(Instruction)
Give a verbatim repeat of the lines that run from the line containing "Decode this image" to the end of the data below.

— start Available records —

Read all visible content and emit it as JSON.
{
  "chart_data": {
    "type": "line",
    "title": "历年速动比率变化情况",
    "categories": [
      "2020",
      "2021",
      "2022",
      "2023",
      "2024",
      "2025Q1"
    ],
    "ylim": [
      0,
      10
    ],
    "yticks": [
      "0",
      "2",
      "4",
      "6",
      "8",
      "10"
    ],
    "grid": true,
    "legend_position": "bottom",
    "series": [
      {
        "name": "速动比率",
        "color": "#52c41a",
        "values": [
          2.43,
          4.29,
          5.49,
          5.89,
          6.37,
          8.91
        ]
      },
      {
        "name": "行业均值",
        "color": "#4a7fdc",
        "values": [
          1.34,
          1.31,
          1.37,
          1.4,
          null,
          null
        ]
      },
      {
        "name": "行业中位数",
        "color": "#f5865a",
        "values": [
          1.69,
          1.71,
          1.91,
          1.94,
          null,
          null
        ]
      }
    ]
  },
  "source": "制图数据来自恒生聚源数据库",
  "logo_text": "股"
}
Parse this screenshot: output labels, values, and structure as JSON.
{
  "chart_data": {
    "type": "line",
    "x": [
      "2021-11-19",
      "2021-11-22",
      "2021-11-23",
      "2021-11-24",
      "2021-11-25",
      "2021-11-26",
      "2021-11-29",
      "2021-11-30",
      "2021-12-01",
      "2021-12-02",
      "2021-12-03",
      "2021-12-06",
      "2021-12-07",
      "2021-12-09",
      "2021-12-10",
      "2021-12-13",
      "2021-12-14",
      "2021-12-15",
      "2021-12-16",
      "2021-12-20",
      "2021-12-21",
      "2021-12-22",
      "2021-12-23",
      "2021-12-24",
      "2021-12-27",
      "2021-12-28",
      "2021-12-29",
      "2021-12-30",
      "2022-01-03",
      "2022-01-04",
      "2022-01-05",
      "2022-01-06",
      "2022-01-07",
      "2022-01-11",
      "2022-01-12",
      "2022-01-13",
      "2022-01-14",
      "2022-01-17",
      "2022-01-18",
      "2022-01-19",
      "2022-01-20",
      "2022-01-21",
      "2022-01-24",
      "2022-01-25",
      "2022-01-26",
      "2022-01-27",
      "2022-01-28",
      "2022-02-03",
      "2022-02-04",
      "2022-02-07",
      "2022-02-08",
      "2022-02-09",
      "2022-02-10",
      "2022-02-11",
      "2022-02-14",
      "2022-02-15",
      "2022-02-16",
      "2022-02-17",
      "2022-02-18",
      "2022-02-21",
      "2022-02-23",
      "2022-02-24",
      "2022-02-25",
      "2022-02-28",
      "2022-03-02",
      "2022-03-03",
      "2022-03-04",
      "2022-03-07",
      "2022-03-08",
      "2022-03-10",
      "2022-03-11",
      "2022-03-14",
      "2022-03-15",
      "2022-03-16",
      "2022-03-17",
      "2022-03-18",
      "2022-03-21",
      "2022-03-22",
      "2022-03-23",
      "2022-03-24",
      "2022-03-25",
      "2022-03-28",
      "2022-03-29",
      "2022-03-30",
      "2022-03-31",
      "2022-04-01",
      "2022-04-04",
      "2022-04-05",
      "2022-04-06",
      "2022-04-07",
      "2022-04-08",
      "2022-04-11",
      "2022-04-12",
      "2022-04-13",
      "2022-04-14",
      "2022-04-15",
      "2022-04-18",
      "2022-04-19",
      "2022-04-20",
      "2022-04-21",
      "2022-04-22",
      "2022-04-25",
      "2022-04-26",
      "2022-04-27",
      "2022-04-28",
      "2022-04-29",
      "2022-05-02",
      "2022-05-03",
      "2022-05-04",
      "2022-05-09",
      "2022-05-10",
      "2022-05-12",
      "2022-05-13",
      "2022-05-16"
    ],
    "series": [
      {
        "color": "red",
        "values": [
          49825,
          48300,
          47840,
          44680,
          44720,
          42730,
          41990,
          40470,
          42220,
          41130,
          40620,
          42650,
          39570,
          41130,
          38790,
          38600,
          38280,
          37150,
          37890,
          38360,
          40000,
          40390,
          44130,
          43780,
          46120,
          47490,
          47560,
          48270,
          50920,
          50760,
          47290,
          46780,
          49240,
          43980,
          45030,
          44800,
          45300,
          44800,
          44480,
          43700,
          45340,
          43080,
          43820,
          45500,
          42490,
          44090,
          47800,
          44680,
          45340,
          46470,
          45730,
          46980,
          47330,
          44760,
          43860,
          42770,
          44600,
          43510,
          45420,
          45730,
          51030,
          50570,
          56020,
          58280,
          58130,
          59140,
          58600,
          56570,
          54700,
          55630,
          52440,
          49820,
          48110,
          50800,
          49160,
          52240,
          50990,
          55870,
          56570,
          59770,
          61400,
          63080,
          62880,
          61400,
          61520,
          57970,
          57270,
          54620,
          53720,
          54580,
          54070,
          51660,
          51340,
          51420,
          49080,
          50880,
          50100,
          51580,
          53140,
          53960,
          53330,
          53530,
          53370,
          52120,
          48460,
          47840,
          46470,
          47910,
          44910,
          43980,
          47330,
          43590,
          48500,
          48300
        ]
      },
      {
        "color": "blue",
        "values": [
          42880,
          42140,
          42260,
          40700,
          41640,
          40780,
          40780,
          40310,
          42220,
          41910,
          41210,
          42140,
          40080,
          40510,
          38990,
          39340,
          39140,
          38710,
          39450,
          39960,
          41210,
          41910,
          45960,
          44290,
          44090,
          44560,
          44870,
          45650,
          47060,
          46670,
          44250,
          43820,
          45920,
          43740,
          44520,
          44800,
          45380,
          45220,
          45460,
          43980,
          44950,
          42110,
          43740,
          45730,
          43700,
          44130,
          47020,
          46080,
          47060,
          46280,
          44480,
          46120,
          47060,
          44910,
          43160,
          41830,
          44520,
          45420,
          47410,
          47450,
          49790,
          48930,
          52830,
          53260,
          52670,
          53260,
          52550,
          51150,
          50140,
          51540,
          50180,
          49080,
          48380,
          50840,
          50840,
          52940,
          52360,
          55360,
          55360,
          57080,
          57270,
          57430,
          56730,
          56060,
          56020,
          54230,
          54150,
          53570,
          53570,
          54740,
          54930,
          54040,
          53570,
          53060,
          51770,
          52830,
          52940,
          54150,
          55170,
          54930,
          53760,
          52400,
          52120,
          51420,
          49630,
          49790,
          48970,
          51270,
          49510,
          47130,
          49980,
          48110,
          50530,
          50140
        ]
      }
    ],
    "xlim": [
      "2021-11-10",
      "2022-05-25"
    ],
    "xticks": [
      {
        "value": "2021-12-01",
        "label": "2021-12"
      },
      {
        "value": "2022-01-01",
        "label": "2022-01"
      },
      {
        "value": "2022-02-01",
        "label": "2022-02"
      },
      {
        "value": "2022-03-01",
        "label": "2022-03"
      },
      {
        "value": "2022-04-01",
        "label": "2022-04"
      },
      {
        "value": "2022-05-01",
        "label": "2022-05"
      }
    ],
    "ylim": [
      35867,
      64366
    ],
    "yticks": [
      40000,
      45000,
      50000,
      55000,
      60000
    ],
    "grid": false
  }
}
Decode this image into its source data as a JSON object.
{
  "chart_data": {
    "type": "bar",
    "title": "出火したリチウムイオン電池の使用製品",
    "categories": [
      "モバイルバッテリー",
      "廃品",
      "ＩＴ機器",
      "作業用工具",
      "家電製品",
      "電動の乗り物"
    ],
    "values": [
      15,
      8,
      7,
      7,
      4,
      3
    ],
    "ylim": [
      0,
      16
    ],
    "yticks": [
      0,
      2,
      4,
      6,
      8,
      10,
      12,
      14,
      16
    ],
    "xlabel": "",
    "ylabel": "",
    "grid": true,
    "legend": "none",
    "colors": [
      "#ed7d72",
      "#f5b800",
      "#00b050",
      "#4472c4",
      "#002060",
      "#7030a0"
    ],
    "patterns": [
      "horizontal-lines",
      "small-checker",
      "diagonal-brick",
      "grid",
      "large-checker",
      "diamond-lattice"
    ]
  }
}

— end Available records —

(Worked answer)
Decode this image into its source data as a JSON object.
{
  "chart_data": {
    "type": "bar",
    "title": "出火したリチウムイオン電池の使用製品",
    "categories": [
      "モバイルバッテリー",
      "廃品",
      "ＩＴ機器",
      "作業用工具",
      "家電製品",
      "電動の乗り物"
    ],
    "values": [
      15,
      8,
      7,
      7,
      4,
      3
    ],
    "ylim": [
      0,
      16
    ],
    "yticks": [
      0,
      2,
      4,
      6,
      8,
      10,
      12,
      14,
      16
    ],
    "xlabel": "",
    "ylabel": "",
    "grid": true,
    "legend": "none",
    "colors": [
      "#ed7d72",
      "#f5b800",
      "#00b050",
      "#4472c4",
      "#002060",
      "#7030a0"
    ],
    "patterns": [
      "horizontal-lines",
      "small-checker",
      "diagonal-brick",
      "grid",
      "large-checker",
      "diamond-lattice"
    ]
  }
}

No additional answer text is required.